▸ **Task to carry out**
Search the listing below for the string "achieve" and copy every line where it occurs.

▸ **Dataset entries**
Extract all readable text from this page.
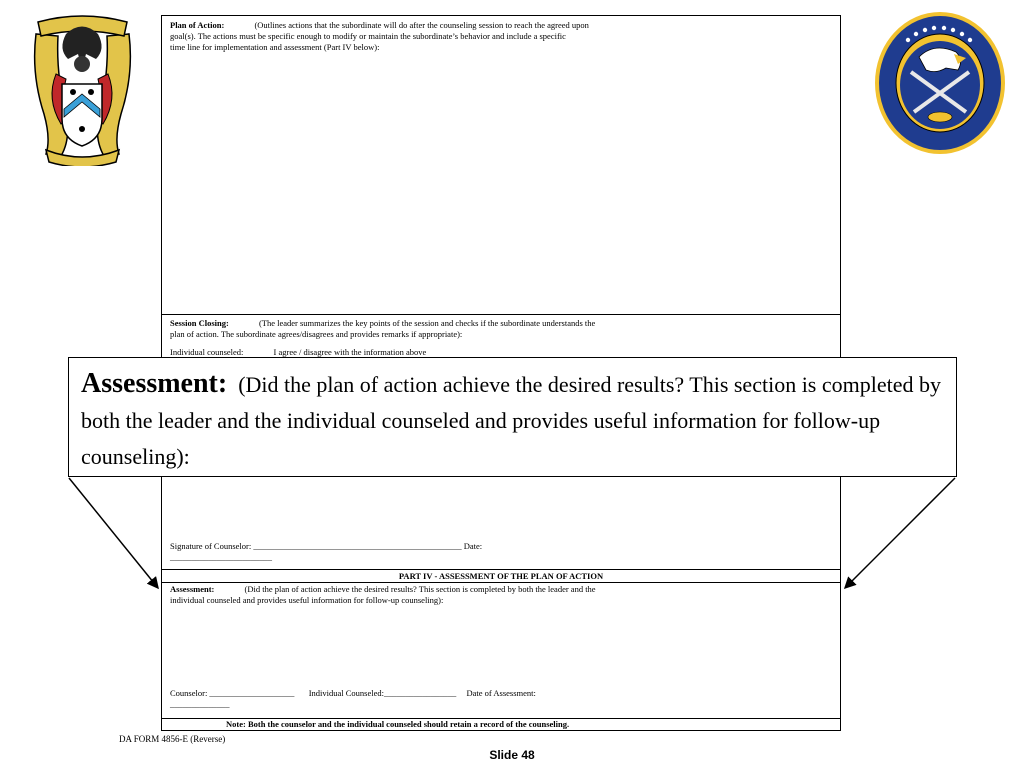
Plan of Action:	(Outlines actions that the subordinate will do after the counseling session to reach the agreed upon
goal(s). The actions must be specific enough to modify or maintain the subordinate’s behavior and include a specific
time line for implementation and assessment (Part IV below):
Session Closing:	(The leader summarizes the key points of the session and checks if the subordinate understands the
plan of action. The subordinate agrees/disagrees and provides remarks if appropriate):
Individual counseled:	I agree / disagree with the information above
Signature of Counselor: _________________________________________________ Date:
________________________
PART IV - ASSESSMENT OF THE PLAN OF ACTION
Assessment:	(Did the plan of action achieve the desired results? This section is completed by both the leader and the
individual counseled and provides useful information for follow-up counseling):
Counselor: ____________________ Individual Counseled:_________________ Date of Assessment:
______________
Note: Both the counselor and the individual counseled should retain a record of the counseling.
Assessment: (Did the plan of action achieve the desired results? This section is completed by both the leader and the individual counseled and provides useful information for follow-up counseling):
DA FORM 4856-E (Reverse)
Slide 48
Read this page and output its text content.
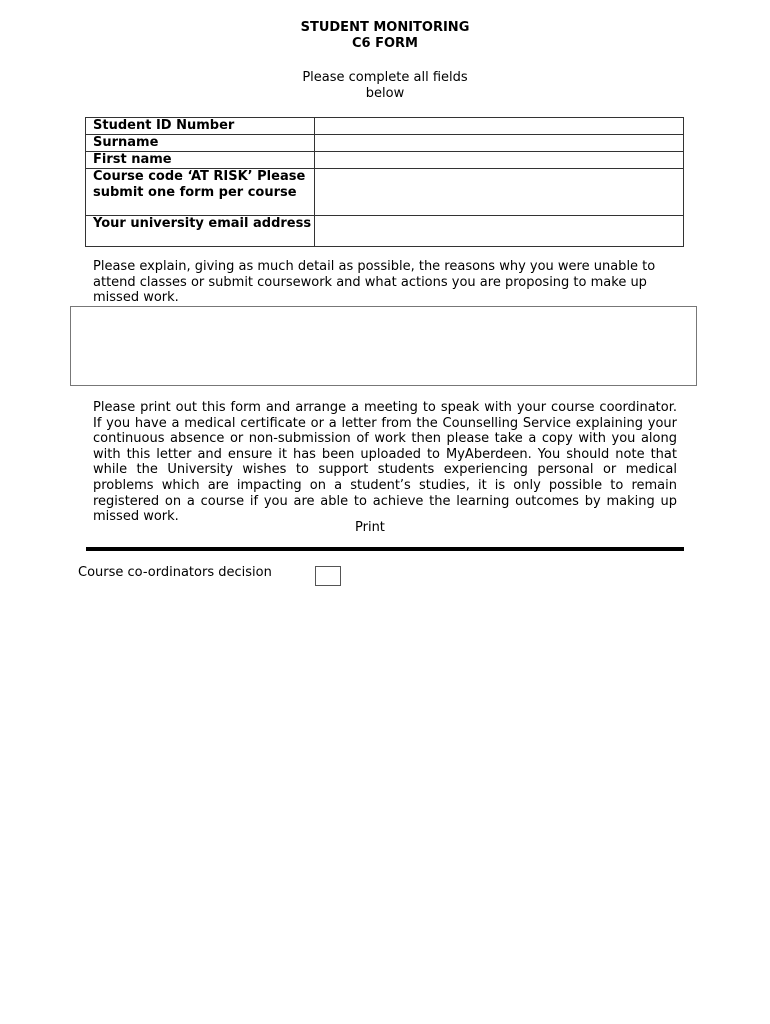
STUDENT MONITORING
C6 FORM
Please complete all fields
below
Student ID Number	
Surname	
First name	
Course code ‘AT RISK’ Please submit one form per course	
Your university email address	
Please explain, giving as much detail as possible, the reasons why you were unable to attend classes or submit coursework and what actions you are proposing to make up missed work.
Please print out this form and arrange a meeting to speak with your course coordinator. If you have a medical certificate or a letter from the Counselling Service explaining your continuous absence or non-submission of work then please take a copy with you along with this letter and ensure it has been uploaded to MyAberdeen. You should note that while the University wishes to support students experiencing personal or medical problems which are impacting on a student’s studies, it is only possible to remain registered on a course if you are able to achieve the learning outcomes by making up missed work.
Print
Course co-ordinators decision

▸ **Result of this task**
Assessment:	(Did the plan of action achieve the desired results? This section is completed by both the leader and the
Assessment: (Did the plan of action achieve the desired results? This section is completed by both the leader and the individual counseled and provides useful information for follow-up counseling):
Please print out this form and arrange a meeting to speak with your course coordinator. If you have a medical certificate or a letter from the Counselling Service explaining your continuous absence or non-submission of work then please take a copy with you along with this letter and ensure it has been uploaded to MyAberdeen. You should note that while the University wishes to support students experiencing personal or medical problems which are impacting on a student’s studies, it is only possible to remain registered on a course if you are able to achieve the learning outcomes by making up missed work.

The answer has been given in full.